*Work to do*:
Skip the pictures. Copy all the rest of the records down exactly.

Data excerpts
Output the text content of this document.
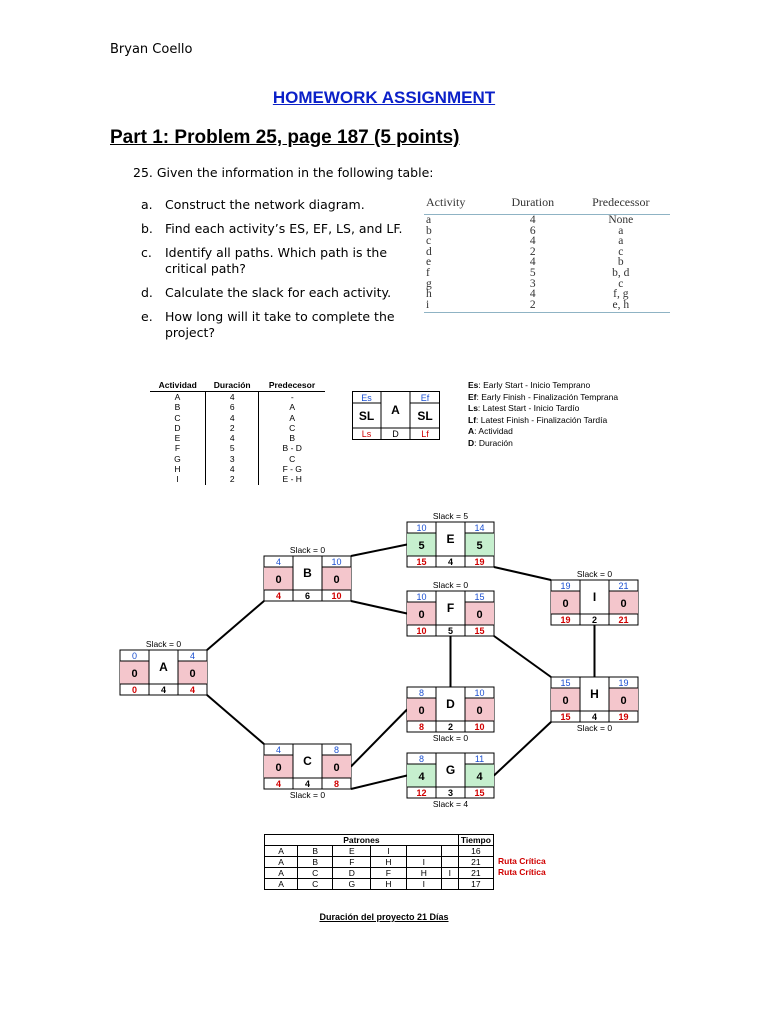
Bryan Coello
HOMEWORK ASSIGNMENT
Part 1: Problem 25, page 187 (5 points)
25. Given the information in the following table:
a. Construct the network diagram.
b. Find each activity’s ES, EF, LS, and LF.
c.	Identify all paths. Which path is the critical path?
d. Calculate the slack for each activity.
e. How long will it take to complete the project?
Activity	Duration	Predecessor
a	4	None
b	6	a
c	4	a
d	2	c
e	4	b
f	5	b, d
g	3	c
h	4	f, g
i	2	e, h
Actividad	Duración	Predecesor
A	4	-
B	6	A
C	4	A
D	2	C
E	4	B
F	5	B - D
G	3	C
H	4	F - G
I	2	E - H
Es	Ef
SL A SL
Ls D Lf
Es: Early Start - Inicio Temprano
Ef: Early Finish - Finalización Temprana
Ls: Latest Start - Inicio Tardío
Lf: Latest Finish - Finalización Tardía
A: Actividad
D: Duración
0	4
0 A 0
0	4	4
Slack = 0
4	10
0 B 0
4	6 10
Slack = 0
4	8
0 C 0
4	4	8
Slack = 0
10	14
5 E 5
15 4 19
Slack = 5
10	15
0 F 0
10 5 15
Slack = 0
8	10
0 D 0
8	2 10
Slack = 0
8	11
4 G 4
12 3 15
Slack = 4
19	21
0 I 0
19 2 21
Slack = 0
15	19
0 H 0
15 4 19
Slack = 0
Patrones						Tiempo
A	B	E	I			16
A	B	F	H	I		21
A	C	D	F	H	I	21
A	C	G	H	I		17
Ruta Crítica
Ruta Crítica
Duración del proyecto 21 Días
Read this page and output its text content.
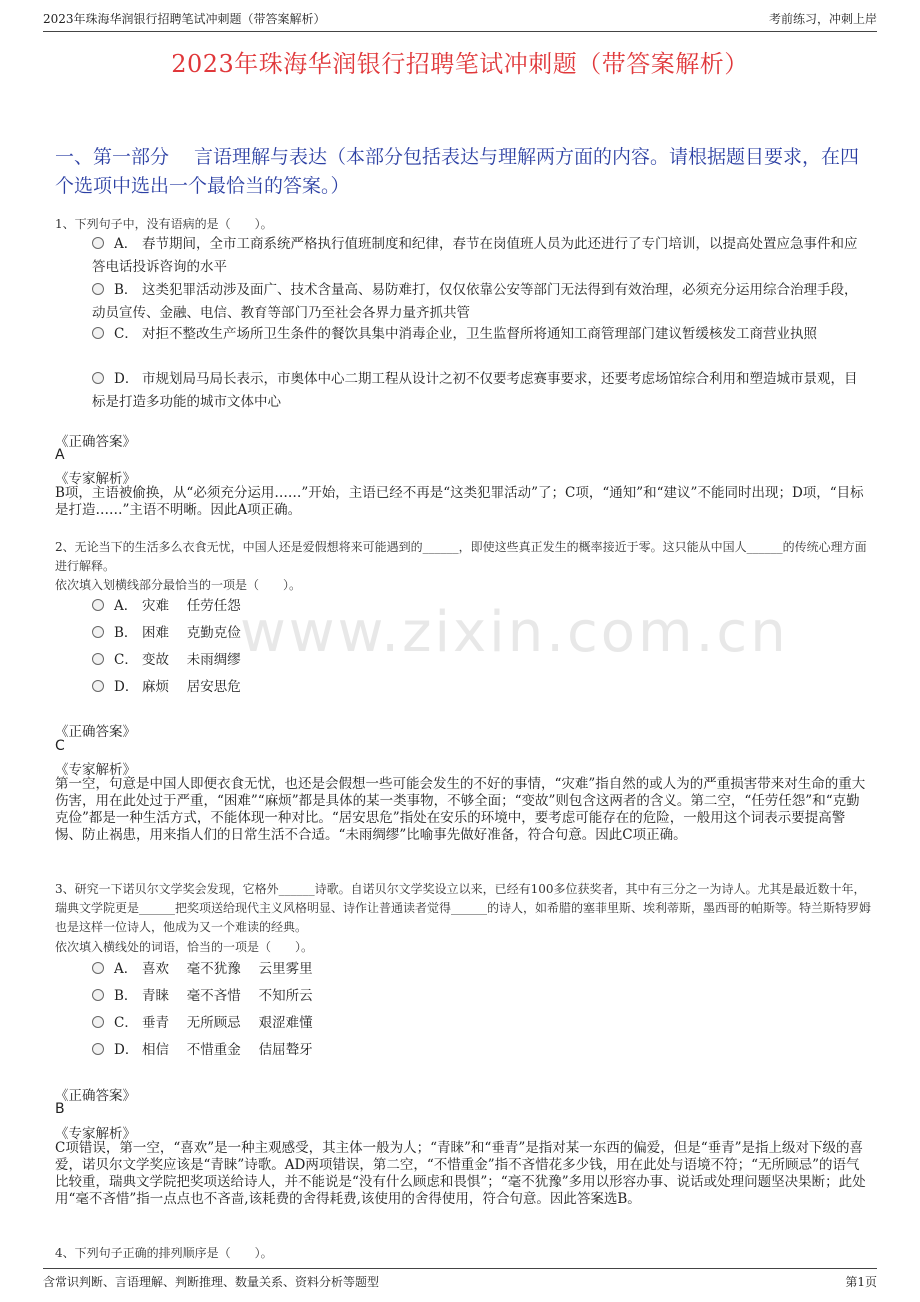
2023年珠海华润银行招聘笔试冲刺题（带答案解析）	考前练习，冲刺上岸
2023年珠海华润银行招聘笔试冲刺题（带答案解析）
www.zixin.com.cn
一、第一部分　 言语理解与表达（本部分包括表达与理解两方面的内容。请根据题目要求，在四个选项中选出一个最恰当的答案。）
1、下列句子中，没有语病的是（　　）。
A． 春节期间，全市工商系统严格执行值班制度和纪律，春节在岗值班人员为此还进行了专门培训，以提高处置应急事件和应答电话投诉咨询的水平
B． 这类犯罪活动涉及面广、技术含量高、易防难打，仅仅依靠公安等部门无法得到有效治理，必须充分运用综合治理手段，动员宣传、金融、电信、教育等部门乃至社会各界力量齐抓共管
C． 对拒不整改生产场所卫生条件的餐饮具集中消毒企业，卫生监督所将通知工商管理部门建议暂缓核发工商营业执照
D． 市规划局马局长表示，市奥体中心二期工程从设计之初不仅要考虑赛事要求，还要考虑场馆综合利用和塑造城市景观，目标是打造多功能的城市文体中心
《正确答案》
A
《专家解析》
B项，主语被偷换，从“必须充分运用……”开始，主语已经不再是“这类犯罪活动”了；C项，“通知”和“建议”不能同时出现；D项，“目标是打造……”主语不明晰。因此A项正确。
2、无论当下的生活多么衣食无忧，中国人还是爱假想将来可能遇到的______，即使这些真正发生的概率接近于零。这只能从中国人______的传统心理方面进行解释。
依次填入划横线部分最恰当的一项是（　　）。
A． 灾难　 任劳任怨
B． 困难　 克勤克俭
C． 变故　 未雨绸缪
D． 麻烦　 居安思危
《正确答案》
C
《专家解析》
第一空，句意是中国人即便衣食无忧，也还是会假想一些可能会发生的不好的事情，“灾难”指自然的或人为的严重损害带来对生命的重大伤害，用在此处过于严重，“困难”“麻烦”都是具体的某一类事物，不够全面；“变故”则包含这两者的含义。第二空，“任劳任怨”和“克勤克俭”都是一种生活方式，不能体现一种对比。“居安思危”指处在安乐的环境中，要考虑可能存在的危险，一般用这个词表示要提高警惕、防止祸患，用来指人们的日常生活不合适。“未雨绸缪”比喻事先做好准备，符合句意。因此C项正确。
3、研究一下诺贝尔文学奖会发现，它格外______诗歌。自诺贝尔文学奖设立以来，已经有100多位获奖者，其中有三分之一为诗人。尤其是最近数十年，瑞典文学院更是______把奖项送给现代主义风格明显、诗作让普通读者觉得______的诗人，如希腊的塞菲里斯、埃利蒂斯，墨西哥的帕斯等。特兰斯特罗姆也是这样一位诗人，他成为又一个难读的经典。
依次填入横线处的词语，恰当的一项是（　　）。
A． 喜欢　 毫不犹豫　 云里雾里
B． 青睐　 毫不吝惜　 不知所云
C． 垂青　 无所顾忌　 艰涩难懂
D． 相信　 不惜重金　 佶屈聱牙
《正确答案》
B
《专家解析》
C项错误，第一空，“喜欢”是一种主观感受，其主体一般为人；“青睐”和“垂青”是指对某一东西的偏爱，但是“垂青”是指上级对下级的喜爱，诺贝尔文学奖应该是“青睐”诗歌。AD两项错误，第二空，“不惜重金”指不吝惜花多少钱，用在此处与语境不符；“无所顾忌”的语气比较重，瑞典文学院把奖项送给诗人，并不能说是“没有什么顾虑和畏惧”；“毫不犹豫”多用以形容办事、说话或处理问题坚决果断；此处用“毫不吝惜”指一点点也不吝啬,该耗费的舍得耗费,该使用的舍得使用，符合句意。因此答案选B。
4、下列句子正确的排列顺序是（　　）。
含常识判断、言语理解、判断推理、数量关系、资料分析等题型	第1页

*The completed task*:
Output the text content of this document.
Bryan Coello
HOMEWORK ASSIGNMENT
Part 1: Problem 25, page 187 (5 points)
25. Given the information in the following table:
a. Construct the network diagram.
b. Find each activity’s ES, EF, LS, and LF.
c.	Identify all paths. Which path is the critical path?
d. Calculate the slack for each activity.
e. How long will it take to complete the project?
Activity	Duration	Predecessor
a	4	None
b	6	a
c	4	a
d	2	c
e	4	b
f	5	b, d
g	3	c
h	4	f, g
i	2	e, h
Actividad	Duración	Predecesor
A	4	-
B	6	A
C	4	A
D	2	C
E	4	B
F	5	B - D
G	3	C
H	4	F - G
I	2	E - H
Es	Ef
SL A SL
Ls D Lf
Es: Early Start - Inicio Temprano
Ef: Early Finish - Finalización Temprana
Ls: Latest Start - Inicio Tardío
Lf: Latest Finish - Finalización Tardía
A: Actividad
D: Duración
0	4
0 A 0
0	4	4
Slack = 0
4	10
0 B 0
4	6 10
Slack = 0
4	8
0 C 0
4	4	8
Slack = 0
10	14
5 E 5
15 4 19
Slack = 5
10	15
0 F 0
10 5 15
Slack = 0
8	10
0 D 0
8	2 10
Slack = 0
8	11
4 G 4
12 3 15
Slack = 4
19	21
0 I 0
19 2 21
Slack = 0
15	19
0 H 0
15 4 19
Slack = 0
Patrones						Tiempo
A	B	E	I			16
A	B	F	H	I		21
A	C	D	F	H	I	21
A	C	G	H	I		17
Ruta Crítica
Ruta Crítica
Duración del proyecto 21 Días
Read this page and output its text content.
2023年珠海华润银行招聘笔试冲刺题（带答案解析）	考前练习，冲刺上岸
2023年珠海华润银行招聘笔试冲刺题（带答案解析）
www.zixin.com.cn
一、第一部分　 言语理解与表达（本部分包括表达与理解两方面的内容。请根据题目要求，在四个选项中选出一个最恰当的答案。）
1、下列句子中，没有语病的是（　　）。
A． 春节期间，全市工商系统严格执行值班制度和纪律，春节在岗值班人员为此还进行了专门培训，以提高处置应急事件和应答电话投诉咨询的水平
B． 这类犯罪活动涉及面广、技术含量高、易防难打，仅仅依靠公安等部门无法得到有效治理，必须充分运用综合治理手段，动员宣传、金融、电信、教育等部门乃至社会各界力量齐抓共管
C． 对拒不整改生产场所卫生条件的餐饮具集中消毒企业，卫生监督所将通知工商管理部门建议暂缓核发工商营业执照
D． 市规划局马局长表示，市奥体中心二期工程从设计之初不仅要考虑赛事要求，还要考虑场馆综合利用和塑造城市景观，目标是打造多功能的城市文体中心
《正确答案》
A
《专家解析》
B项，主语被偷换，从“必须充分运用……”开始，主语已经不再是“这类犯罪活动”了；C项，“通知”和“建议”不能同时出现；D项，“目标是打造……”主语不明晰。因此A项正确。
2、无论当下的生活多么衣食无忧，中国人还是爱假想将来可能遇到的______，即使这些真正发生的概率接近于零。这只能从中国人______的传统心理方面进行解释。
依次填入划横线部分最恰当的一项是（　　）。
A． 灾难　 任劳任怨
B． 困难　 克勤克俭
C． 变故　 未雨绸缪
D． 麻烦　 居安思危
《正确答案》
C
《专家解析》
第一空，句意是中国人即便衣食无忧，也还是会假想一些可能会发生的不好的事情，“灾难”指自然的或人为的严重损害带来对生命的重大伤害，用在此处过于严重，“困难”“麻烦”都是具体的某一类事物，不够全面；“变故”则包含这两者的含义。第二空，“任劳任怨”和“克勤克俭”都是一种生活方式，不能体现一种对比。“居安思危”指处在安乐的环境中，要考虑可能存在的危险，一般用这个词表示要提高警惕、防止祸患，用来指人们的日常生活不合适。“未雨绸缪”比喻事先做好准备，符合句意。因此C项正确。
3、研究一下诺贝尔文学奖会发现，它格外______诗歌。自诺贝尔文学奖设立以来，已经有100多位获奖者，其中有三分之一为诗人。尤其是最近数十年，瑞典文学院更是______把奖项送给现代主义风格明显、诗作让普通读者觉得______的诗人，如希腊的塞菲里斯、埃利蒂斯，墨西哥的帕斯等。特兰斯特罗姆也是这样一位诗人，他成为又一个难读的经典。
依次填入横线处的词语，恰当的一项是（　　）。
A． 喜欢　 毫不犹豫　 云里雾里
B． 青睐　 毫不吝惜　 不知所云
C． 垂青　 无所顾忌　 艰涩难懂
D． 相信　 不惜重金　 佶屈聱牙
《正确答案》
B
《专家解析》
C项错误，第一空，“喜欢”是一种主观感受，其主体一般为人；“青睐”和“垂青”是指对某一东西的偏爱，但是“垂青”是指上级对下级的喜爱，诺贝尔文学奖应该是“青睐”诗歌。AD两项错误，第二空，“不惜重金”指不吝惜花多少钱，用在此处与语境不符；“无所顾忌”的语气比较重，瑞典文学院把奖项送给诗人，并不能说是“没有什么顾虑和畏惧”；“毫不犹豫”多用以形容办事、说话或处理问题坚决果断；此处用“毫不吝惜”指一点点也不吝啬,该耗费的舍得耗费,该使用的舍得使用，符合句意。因此答案选B。
4、下列句子正确的排列顺序是（　　）。
含常识判断、言语理解、判断推理、数量关系、资料分析等题型	第1页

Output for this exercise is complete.